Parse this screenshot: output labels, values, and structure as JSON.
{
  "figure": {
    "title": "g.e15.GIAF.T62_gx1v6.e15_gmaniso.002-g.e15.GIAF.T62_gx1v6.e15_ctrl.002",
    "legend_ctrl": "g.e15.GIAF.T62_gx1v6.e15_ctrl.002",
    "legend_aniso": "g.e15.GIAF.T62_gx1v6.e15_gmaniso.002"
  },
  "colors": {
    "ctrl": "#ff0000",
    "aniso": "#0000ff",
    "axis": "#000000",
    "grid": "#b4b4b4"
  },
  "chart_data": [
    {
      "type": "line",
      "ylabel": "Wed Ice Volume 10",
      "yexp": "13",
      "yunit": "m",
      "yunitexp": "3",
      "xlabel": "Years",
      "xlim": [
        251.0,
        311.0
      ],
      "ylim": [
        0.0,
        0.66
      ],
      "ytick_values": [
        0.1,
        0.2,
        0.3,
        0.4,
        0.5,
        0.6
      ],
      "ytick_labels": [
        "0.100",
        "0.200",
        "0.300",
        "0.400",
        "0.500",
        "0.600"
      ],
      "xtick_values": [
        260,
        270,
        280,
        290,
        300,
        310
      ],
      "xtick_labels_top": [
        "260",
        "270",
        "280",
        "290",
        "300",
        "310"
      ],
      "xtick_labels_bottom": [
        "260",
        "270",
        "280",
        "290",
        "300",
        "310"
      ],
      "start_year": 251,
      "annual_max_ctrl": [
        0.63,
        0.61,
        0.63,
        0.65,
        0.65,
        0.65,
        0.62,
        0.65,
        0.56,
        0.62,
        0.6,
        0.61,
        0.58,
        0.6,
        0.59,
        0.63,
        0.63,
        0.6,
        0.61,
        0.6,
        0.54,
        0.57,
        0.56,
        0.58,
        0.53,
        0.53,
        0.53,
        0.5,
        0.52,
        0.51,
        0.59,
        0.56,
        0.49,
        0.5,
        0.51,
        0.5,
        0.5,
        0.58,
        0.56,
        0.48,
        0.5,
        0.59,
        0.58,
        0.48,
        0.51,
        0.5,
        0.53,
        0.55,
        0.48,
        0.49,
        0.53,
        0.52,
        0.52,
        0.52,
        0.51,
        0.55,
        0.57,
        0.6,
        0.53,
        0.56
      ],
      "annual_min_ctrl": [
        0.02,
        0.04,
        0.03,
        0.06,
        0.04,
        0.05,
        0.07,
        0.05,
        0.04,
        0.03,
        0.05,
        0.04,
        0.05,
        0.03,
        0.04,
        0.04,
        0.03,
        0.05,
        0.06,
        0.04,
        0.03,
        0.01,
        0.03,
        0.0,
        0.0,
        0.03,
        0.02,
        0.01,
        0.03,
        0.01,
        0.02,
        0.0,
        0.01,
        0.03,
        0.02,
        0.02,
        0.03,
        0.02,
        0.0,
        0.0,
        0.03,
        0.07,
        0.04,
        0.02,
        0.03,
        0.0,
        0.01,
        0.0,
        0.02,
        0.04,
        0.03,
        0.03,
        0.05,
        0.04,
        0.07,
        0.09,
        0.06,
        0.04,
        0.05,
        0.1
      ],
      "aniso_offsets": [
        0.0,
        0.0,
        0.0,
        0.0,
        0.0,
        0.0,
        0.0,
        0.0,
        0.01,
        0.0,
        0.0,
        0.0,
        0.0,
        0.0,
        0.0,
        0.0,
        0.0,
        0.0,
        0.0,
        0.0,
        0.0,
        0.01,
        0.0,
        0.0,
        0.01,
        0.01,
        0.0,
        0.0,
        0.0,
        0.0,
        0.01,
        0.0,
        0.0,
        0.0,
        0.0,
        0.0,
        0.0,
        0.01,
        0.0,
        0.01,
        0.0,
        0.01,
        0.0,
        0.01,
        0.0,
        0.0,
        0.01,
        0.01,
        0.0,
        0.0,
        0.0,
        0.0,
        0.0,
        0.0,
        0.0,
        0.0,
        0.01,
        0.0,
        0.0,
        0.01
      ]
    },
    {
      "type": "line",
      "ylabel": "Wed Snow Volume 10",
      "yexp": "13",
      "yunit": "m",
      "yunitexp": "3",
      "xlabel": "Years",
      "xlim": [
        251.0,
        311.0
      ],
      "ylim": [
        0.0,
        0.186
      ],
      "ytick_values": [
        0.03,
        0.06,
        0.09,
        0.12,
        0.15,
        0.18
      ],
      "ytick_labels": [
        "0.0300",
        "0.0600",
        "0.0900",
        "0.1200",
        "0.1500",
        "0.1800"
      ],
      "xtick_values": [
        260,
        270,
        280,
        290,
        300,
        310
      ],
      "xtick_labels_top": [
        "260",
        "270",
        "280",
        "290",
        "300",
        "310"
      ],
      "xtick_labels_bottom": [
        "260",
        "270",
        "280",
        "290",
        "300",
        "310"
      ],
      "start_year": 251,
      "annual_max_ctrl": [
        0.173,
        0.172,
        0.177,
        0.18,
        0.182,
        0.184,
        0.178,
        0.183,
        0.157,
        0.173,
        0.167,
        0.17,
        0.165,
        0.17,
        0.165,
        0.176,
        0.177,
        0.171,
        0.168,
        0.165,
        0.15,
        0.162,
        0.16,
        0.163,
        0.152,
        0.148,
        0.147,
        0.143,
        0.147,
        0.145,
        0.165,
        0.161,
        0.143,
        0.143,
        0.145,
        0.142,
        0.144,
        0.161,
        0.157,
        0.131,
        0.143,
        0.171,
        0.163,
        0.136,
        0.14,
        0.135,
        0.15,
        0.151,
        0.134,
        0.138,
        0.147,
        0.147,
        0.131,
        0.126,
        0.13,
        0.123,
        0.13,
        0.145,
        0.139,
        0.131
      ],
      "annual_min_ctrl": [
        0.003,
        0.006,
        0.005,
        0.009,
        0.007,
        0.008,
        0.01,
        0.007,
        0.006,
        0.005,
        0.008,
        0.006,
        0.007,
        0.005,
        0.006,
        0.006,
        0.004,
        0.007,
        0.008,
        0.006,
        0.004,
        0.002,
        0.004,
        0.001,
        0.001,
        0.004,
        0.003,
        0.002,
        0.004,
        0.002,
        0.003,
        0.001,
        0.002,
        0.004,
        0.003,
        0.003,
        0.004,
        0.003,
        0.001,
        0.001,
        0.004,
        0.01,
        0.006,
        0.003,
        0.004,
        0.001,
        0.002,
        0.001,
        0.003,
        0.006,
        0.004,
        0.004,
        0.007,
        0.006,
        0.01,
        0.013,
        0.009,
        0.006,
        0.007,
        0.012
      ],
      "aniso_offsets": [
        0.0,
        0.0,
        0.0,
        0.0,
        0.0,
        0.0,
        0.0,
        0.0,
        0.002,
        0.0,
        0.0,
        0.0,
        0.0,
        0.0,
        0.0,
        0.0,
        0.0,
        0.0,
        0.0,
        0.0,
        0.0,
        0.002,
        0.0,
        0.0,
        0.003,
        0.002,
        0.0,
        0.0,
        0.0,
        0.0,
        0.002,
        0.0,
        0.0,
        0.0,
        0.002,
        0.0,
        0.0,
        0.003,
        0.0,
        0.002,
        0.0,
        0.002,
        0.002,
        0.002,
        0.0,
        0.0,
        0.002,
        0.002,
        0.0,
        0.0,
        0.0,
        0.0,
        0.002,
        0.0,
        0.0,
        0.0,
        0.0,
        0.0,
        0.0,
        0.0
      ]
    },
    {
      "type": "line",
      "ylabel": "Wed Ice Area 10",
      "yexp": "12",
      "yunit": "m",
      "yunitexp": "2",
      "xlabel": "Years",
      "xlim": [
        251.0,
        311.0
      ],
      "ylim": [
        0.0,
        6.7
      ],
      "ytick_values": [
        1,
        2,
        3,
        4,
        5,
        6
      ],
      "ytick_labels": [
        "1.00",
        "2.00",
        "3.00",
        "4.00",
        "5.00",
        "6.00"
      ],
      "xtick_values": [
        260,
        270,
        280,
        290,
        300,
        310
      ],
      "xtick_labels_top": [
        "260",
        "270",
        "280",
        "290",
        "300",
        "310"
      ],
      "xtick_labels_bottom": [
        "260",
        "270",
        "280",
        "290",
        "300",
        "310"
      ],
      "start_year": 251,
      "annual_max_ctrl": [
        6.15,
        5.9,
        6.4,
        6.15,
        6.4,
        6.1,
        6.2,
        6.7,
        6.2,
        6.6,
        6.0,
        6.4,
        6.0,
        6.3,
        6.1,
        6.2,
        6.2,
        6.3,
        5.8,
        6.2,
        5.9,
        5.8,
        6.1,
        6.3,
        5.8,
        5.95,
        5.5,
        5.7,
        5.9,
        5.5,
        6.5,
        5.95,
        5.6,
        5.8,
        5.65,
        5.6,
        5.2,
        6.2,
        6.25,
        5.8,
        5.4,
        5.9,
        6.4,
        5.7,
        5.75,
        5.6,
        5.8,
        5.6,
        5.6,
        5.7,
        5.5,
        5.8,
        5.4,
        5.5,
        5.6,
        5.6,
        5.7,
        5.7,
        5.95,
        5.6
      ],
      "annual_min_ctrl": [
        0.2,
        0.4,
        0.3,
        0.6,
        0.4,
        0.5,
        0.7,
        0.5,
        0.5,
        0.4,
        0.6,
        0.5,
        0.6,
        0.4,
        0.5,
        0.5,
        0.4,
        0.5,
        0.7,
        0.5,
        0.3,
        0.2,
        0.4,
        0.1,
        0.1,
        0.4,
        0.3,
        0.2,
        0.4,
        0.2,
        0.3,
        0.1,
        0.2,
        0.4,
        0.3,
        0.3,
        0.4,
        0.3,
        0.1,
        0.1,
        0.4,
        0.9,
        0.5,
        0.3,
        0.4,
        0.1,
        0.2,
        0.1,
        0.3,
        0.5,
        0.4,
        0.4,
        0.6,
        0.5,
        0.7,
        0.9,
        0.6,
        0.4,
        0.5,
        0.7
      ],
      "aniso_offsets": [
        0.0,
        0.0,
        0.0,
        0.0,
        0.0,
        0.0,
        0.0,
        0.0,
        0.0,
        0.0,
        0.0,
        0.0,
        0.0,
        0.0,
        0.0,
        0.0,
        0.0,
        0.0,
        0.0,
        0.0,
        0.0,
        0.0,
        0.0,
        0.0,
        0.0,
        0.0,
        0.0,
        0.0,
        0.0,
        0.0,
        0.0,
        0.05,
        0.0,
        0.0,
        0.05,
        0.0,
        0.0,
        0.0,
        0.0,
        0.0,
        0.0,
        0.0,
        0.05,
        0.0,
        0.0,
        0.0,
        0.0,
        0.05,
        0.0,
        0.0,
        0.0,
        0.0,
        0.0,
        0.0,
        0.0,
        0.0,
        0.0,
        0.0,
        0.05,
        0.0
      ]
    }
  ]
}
═══
WORK TO COMPLETE:
Provide the number of lines containing the string "GIAF", with no other output.

IN RESPONSE:
3